--- BEGIN Material for this exercise ---

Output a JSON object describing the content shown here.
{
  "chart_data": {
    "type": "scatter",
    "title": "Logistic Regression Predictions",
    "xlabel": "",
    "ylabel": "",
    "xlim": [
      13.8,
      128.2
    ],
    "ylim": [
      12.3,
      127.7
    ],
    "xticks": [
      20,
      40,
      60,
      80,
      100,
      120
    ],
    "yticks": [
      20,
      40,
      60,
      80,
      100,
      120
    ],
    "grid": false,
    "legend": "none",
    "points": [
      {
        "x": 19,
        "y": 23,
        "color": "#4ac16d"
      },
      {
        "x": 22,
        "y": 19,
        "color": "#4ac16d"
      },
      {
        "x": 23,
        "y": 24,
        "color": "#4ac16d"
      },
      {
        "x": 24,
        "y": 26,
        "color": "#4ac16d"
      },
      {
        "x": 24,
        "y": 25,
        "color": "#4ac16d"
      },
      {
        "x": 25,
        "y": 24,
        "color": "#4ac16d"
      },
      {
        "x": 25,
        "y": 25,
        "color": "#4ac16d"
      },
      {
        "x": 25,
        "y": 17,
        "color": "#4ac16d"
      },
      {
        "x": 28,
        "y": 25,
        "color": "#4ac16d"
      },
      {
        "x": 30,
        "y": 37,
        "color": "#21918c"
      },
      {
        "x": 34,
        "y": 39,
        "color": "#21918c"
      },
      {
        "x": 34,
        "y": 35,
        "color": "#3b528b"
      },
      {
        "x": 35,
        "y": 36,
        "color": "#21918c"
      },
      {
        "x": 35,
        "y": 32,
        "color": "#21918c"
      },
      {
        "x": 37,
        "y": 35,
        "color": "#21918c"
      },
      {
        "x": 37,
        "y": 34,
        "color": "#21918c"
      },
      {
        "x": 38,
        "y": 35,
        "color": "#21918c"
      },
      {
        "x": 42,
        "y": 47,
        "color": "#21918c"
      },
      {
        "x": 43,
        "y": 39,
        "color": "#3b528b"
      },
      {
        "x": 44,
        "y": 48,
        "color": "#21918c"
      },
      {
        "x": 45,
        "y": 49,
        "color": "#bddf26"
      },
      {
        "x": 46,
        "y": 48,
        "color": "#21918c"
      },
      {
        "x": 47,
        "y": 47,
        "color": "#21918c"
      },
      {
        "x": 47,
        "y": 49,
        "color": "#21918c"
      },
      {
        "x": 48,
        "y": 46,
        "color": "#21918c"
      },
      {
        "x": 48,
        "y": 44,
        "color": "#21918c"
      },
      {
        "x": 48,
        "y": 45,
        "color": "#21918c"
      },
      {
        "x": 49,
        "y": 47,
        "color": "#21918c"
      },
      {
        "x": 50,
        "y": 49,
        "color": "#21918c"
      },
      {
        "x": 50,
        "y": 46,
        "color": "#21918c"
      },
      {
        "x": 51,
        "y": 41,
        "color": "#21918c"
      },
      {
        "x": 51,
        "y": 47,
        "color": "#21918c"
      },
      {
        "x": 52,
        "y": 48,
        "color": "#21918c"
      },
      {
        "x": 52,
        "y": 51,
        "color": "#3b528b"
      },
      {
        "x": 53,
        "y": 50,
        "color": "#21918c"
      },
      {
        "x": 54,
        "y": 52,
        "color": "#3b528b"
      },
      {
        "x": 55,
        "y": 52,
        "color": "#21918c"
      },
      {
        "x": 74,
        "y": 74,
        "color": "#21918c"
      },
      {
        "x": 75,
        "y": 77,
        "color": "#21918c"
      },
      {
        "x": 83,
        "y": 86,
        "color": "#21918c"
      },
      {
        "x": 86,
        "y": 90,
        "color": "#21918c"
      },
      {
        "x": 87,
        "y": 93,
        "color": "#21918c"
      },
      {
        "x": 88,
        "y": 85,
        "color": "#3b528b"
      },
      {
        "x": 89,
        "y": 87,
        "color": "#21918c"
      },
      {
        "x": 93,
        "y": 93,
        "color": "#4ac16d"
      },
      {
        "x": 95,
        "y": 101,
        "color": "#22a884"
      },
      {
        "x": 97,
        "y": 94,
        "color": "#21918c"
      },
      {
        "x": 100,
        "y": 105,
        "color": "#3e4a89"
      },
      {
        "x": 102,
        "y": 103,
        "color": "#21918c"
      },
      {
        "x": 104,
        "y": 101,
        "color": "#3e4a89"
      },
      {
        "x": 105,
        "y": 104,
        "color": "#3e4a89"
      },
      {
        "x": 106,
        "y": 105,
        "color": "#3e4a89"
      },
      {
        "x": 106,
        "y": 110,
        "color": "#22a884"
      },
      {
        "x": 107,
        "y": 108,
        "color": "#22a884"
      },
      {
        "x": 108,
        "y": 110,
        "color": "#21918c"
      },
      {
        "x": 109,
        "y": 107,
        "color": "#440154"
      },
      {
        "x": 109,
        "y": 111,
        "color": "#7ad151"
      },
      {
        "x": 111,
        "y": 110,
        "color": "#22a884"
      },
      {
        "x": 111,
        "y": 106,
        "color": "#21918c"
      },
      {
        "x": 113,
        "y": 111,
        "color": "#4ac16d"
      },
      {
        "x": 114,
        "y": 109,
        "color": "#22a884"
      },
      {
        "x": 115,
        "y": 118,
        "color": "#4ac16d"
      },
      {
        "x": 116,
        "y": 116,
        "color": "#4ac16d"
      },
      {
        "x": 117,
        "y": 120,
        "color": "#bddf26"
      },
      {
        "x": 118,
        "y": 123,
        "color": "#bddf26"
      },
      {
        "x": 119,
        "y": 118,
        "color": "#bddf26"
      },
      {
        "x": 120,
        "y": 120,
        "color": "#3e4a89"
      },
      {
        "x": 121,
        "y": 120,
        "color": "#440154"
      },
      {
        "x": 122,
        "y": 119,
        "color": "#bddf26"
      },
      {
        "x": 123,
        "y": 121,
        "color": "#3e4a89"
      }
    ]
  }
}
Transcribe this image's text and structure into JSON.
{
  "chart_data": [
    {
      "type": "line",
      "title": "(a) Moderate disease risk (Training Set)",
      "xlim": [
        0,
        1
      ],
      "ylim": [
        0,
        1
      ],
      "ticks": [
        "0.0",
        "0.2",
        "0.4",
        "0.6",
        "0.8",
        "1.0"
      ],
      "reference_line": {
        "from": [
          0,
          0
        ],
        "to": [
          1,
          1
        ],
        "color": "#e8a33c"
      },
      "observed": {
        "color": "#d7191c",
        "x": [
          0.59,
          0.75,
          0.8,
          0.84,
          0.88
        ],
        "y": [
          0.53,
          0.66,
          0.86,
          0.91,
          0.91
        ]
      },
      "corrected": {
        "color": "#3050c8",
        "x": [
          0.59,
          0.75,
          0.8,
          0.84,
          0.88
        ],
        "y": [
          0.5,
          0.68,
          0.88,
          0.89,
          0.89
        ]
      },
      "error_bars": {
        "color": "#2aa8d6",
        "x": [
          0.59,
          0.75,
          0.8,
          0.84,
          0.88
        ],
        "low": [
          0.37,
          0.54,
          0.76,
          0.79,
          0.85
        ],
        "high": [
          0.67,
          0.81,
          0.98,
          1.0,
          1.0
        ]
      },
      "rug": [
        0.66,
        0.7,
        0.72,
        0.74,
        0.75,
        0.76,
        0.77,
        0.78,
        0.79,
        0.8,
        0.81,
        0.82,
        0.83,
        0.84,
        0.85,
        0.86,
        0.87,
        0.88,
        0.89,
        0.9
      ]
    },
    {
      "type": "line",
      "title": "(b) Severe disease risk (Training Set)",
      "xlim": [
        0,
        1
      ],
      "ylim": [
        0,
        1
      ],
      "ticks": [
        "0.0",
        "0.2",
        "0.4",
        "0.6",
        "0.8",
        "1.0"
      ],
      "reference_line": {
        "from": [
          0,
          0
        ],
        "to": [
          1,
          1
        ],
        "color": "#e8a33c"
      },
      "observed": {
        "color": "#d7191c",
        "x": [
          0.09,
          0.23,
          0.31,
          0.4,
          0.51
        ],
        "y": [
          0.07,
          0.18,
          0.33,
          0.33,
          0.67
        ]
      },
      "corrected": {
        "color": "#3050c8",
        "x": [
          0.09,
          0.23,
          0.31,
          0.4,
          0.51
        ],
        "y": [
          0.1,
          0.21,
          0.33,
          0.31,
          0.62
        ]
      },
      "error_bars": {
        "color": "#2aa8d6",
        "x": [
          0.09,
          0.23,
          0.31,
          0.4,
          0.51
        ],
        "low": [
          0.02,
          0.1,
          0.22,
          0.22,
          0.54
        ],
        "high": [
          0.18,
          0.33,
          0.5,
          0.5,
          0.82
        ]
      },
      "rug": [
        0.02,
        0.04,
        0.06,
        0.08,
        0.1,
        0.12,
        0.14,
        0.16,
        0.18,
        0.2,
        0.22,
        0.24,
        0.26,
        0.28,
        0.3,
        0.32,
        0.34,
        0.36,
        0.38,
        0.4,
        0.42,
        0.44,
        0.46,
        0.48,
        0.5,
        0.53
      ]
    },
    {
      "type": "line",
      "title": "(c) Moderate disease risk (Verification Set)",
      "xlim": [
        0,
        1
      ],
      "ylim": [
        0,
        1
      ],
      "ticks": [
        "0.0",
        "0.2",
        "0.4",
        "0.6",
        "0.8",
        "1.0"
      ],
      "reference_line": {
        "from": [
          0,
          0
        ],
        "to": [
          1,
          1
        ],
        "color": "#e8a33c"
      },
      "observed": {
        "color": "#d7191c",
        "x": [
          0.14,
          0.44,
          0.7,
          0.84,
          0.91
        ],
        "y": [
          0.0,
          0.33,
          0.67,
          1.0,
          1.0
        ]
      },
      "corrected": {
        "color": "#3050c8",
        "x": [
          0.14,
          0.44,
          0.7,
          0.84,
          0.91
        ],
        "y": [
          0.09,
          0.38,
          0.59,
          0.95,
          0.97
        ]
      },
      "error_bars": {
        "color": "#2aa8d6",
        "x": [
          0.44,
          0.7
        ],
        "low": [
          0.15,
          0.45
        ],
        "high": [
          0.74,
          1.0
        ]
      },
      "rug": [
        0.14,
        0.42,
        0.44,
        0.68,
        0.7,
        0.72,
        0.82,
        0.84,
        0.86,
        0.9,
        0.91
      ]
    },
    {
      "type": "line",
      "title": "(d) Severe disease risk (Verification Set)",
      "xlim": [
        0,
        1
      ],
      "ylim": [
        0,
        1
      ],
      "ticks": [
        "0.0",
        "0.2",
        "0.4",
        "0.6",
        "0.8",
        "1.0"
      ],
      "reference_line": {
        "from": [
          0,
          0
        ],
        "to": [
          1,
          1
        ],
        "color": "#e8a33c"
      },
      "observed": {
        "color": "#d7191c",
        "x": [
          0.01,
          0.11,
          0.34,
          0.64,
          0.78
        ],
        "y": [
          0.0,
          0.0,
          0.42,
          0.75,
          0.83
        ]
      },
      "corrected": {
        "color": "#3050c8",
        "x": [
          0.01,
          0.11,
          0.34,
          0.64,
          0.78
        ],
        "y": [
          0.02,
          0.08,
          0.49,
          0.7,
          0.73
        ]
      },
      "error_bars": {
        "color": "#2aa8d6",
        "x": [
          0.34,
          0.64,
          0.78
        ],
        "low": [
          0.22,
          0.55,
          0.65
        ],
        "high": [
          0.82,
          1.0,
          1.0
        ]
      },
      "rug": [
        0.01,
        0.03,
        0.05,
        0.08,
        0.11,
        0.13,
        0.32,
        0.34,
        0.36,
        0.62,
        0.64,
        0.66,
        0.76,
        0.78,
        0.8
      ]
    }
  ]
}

--- END Material for this exercise ---

Show all lines from the records above where the word "risk" occurs.

      "title": "(a) Moderate disease risk (Training Set)",
      "title": "(b) Severe disease risk (Training Set)",
      "title": "(c) Moderate disease risk (Verification Set)",
      "title": "(d) Severe disease risk (Verification Set)",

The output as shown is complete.